Stored entries
** Start **

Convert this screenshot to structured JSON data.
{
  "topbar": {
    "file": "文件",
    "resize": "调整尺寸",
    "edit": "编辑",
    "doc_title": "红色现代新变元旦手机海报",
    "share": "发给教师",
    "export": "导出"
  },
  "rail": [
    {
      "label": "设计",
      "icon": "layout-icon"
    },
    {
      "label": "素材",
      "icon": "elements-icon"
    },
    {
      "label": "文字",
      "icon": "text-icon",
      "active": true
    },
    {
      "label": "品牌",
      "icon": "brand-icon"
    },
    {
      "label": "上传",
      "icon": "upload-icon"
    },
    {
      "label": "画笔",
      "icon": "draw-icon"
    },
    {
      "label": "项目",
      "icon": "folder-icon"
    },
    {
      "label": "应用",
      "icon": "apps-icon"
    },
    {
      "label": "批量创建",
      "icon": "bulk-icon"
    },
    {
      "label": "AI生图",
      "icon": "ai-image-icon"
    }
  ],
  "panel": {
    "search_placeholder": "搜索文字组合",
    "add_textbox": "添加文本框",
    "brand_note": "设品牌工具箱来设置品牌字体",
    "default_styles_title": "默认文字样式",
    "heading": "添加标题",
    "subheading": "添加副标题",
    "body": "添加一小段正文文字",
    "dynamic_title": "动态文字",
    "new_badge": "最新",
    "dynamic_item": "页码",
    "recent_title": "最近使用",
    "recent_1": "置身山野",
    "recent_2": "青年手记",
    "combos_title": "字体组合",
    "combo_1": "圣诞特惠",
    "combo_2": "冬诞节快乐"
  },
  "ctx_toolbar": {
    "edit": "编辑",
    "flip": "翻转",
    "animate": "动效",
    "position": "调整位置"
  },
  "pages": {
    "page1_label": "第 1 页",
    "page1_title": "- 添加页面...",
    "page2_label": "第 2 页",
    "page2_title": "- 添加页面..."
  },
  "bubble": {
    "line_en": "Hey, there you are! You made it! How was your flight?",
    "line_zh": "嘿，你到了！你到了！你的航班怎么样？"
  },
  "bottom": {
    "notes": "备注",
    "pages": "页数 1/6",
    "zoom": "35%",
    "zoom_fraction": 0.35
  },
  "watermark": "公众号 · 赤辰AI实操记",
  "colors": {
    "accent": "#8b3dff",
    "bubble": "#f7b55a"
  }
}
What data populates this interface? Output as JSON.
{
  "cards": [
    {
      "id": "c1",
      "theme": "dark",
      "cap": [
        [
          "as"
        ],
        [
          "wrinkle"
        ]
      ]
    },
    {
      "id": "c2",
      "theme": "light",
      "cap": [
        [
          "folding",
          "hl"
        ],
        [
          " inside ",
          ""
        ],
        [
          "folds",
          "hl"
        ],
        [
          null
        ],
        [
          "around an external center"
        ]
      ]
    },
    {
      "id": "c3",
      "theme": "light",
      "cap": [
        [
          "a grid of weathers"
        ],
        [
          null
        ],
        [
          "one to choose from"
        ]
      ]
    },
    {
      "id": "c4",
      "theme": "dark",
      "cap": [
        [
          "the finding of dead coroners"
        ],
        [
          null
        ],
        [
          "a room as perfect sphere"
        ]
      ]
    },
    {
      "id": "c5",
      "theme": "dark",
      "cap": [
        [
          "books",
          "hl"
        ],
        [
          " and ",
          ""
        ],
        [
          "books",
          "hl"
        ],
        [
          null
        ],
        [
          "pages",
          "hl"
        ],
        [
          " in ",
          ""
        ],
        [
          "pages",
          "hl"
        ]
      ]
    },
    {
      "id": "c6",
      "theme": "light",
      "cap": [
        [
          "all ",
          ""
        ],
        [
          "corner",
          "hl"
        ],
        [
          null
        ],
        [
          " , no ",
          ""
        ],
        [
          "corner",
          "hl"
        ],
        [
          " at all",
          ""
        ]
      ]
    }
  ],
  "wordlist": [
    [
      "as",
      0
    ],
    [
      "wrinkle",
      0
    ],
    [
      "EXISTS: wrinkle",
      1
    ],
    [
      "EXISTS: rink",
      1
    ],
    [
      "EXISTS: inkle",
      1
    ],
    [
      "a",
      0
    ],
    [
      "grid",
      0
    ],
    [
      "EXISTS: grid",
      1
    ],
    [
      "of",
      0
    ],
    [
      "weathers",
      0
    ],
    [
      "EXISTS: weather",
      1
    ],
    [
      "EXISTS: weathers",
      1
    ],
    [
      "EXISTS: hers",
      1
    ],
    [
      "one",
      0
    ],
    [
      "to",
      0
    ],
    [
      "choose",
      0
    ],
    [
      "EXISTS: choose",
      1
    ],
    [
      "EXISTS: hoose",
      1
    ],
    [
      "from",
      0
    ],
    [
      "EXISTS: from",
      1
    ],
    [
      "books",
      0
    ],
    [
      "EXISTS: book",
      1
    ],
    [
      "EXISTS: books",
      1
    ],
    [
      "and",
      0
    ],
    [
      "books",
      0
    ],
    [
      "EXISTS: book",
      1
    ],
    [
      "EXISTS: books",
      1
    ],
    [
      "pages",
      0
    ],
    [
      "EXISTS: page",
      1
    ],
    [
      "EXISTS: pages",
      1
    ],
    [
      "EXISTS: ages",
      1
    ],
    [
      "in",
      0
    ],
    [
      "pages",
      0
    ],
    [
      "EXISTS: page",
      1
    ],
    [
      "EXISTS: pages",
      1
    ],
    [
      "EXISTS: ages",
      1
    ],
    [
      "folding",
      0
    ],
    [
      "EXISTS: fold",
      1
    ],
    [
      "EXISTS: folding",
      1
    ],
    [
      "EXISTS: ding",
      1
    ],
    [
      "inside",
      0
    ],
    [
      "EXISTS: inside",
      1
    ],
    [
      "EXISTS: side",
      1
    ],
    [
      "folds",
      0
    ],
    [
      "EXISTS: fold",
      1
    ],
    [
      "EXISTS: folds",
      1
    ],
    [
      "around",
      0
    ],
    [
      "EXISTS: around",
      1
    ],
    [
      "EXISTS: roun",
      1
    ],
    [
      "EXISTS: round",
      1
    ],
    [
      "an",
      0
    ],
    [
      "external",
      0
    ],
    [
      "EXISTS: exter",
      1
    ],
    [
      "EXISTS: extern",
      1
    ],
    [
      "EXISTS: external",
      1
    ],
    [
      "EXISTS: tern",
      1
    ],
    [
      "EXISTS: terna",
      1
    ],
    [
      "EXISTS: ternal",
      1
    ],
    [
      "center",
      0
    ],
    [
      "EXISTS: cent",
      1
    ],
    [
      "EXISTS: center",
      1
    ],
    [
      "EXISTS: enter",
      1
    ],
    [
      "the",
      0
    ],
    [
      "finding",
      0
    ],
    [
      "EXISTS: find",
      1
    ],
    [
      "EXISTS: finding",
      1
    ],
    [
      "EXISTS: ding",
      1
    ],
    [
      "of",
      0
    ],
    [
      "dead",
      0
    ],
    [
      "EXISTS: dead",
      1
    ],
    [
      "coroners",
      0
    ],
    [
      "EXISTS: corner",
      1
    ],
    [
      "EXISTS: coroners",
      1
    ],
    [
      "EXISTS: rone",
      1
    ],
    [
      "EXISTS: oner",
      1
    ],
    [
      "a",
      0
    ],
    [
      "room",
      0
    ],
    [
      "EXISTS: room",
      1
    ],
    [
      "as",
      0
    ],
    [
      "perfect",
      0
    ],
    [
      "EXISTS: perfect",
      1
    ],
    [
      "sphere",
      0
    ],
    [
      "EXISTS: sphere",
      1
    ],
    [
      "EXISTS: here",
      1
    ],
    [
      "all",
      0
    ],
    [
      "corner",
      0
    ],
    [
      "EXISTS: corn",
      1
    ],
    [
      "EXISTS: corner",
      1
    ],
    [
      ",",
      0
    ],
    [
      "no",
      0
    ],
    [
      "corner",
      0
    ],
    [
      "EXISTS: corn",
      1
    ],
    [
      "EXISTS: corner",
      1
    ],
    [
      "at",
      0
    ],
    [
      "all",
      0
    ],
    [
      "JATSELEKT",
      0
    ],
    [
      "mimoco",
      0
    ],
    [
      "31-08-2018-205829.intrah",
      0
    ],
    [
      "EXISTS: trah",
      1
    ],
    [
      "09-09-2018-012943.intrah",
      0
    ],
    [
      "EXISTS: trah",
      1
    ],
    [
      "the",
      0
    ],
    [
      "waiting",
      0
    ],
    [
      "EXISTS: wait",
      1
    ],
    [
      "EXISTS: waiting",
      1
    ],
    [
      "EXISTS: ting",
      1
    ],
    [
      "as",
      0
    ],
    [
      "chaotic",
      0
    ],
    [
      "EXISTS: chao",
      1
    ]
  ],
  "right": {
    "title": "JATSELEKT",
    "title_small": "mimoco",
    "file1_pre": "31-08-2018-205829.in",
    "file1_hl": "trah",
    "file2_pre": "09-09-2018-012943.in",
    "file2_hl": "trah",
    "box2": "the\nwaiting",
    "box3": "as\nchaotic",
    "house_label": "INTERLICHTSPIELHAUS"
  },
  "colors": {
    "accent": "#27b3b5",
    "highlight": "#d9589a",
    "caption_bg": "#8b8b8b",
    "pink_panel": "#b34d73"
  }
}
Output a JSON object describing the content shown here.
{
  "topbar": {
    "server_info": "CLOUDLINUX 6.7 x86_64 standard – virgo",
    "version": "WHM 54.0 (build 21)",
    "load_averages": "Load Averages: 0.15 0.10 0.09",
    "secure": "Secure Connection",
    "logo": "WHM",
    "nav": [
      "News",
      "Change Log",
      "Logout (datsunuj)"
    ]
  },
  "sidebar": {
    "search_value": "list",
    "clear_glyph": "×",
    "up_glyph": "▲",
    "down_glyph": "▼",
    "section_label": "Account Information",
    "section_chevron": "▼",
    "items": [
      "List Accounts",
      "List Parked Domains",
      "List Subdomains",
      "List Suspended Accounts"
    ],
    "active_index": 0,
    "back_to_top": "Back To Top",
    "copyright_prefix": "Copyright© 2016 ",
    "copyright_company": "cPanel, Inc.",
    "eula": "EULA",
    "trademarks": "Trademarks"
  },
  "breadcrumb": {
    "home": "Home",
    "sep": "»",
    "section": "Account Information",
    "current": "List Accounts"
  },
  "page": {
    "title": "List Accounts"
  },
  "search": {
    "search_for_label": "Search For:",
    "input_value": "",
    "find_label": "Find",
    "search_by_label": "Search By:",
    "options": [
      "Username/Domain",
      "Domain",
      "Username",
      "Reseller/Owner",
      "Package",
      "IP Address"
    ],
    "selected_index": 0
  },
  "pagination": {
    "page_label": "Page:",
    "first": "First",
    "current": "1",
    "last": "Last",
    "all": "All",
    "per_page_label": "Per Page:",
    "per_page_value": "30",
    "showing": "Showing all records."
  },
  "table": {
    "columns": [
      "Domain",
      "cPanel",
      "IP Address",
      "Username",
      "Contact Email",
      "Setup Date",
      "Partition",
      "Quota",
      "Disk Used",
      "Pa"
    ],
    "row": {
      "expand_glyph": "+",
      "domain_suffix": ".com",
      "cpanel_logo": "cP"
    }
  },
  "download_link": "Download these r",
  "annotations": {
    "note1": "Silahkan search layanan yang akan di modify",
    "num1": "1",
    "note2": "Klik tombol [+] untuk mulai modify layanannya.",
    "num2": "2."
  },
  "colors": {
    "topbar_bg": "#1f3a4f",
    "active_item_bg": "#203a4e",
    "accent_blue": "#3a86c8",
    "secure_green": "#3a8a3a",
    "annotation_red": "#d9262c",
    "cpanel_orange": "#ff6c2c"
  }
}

** End **

**EXERCISE DESCRIPTION:**
Where a line of the entries contains the word "Accounts", copy that line.

**FULL RESPONSE:**
      "List Accounts",
      "List Suspended Accounts"
    "current": "List Accounts"
    "title": "List Accounts"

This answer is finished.